- [Short task]
Here are some records; return them all exactly.

━━━ Recorded data

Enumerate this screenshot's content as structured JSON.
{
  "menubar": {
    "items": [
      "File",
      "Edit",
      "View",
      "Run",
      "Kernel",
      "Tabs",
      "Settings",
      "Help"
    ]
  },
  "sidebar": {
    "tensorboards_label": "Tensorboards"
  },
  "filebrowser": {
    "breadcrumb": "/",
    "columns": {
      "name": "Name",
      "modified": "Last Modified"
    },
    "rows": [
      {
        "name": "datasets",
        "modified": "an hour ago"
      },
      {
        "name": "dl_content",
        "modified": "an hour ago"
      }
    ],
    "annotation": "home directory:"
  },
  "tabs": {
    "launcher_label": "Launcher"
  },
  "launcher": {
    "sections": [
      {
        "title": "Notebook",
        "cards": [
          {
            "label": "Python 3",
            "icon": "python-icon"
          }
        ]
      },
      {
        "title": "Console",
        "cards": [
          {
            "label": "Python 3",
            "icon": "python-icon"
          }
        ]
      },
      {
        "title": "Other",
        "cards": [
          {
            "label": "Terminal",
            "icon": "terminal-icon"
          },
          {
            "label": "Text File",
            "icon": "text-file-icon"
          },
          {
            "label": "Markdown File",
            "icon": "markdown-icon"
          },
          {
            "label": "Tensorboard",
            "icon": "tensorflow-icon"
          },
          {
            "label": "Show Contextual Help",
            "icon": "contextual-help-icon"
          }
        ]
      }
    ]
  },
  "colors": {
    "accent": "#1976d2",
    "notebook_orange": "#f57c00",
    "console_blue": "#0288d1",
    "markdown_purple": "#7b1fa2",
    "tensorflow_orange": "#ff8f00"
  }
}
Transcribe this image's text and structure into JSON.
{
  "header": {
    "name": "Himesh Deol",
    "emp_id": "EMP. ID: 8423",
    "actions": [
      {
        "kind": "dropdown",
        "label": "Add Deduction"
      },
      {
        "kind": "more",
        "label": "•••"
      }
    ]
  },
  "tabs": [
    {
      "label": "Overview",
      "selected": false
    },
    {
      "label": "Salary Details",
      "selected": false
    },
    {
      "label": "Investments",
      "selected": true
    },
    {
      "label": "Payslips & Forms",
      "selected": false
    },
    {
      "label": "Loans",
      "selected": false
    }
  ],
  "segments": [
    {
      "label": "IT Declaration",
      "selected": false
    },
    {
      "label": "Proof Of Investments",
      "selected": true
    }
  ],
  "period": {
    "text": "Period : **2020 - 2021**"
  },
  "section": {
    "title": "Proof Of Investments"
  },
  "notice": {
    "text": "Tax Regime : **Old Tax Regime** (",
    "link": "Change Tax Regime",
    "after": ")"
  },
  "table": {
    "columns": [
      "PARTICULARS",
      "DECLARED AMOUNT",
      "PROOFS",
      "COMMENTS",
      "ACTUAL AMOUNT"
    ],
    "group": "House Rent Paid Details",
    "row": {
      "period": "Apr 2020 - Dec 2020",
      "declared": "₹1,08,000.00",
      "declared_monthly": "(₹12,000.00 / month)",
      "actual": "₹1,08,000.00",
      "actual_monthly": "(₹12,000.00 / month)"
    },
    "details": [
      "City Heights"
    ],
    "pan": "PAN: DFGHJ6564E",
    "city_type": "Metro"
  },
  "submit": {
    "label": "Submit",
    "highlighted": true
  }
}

━━━━━━

- [Result of the exercise]
Enumerate this screenshot's content as structured JSON.
{
  "menubar": {
    "items": [
      "File",
      "Edit",
      "View",
      "Run",
      "Kernel",
      "Tabs",
      "Settings",
      "Help"
    ]
  },
  "sidebar": {
    "tensorboards_label": "Tensorboards"
  },
  "filebrowser": {
    "breadcrumb": "/",
    "columns": {
      "name": "Name",
      "modified": "Last Modified"
    },
    "rows": [
      {
        "name": "datasets",
        "modified": "an hour ago"
      },
      {
        "name": "dl_content",
        "modified": "an hour ago"
      }
    ],
    "annotation": "home directory:"
  },
  "tabs": {
    "launcher_label": "Launcher"
  },
  "launcher": {
    "sections": [
      {
        "title": "Notebook",
        "cards": [
          {
            "label": "Python 3",
            "icon": "python-icon"
          }
        ]
      },
      {
        "title": "Console",
        "cards": [
          {
            "label": "Python 3",
            "icon": "python-icon"
          }
        ]
      },
      {
        "title": "Other",
        "cards": [
          {
            "label": "Terminal",
            "icon": "terminal-icon"
          },
          {
            "label": "Text File",
            "icon": "text-file-icon"
          },
          {
            "label": "Markdown File",
            "icon": "markdown-icon"
          },
          {
            "label": "Tensorboard",
            "icon": "tensorflow-icon"
          },
          {
            "label": "Show Contextual Help",
            "icon": "contextual-help-icon"
          }
        ]
      }
    ]
  },
  "colors": {
    "accent": "#1976d2",
    "notebook_orange": "#f57c00",
    "console_blue": "#0288d1",
    "markdown_purple": "#7b1fa2",
    "tensorflow_orange": "#ff8f00"
  }
}
Transcribe this image's text and structure into JSON.
{
  "header": {
    "name": "Himesh Deol",
    "emp_id": "EMP. ID: 8423",
    "actions": [
      {
        "kind": "dropdown",
        "label": "Add Deduction"
      },
      {
        "kind": "more",
        "label": "•••"
      }
    ]
  },
  "tabs": [
    {
      "label": "Overview",
      "selected": false
    },
    {
      "label": "Salary Details",
      "selected": false
    },
    {
      "label": "Investments",
      "selected": true
    },
    {
      "label": "Payslips & Forms",
      "selected": false
    },
    {
      "label": "Loans",
      "selected": false
    }
  ],
  "segments": [
    {
      "label": "IT Declaration",
      "selected": false
    },
    {
      "label": "Proof Of Investments",
      "selected": true
    }
  ],
  "period": {
    "text": "Period : **2020 - 2021**"
  },
  "section": {
    "title": "Proof Of Investments"
  },
  "notice": {
    "text": "Tax Regime : **Old Tax Regime** (",
    "link": "Change Tax Regime",
    "after": ")"
  },
  "table": {
    "columns": [
      "PARTICULARS",
      "DECLARED AMOUNT",
      "PROOFS",
      "COMMENTS",
      "ACTUAL AMOUNT"
    ],
    "group": "House Rent Paid Details",
    "row": {
      "period": "Apr 2020 - Dec 2020",
      "declared": "₹1,08,000.00",
      "declared_monthly": "(₹12,000.00 / month)",
      "actual": "₹1,08,000.00",
      "actual_monthly": "(₹12,000.00 / month)"
    },
    "details": [
      "City Heights"
    ],
    "pan": "PAN: DFGHJ6564E",
    "city_type": "Metro"
  },
  "submit": {
    "label": "Submit",
    "highlighted": true
  }
}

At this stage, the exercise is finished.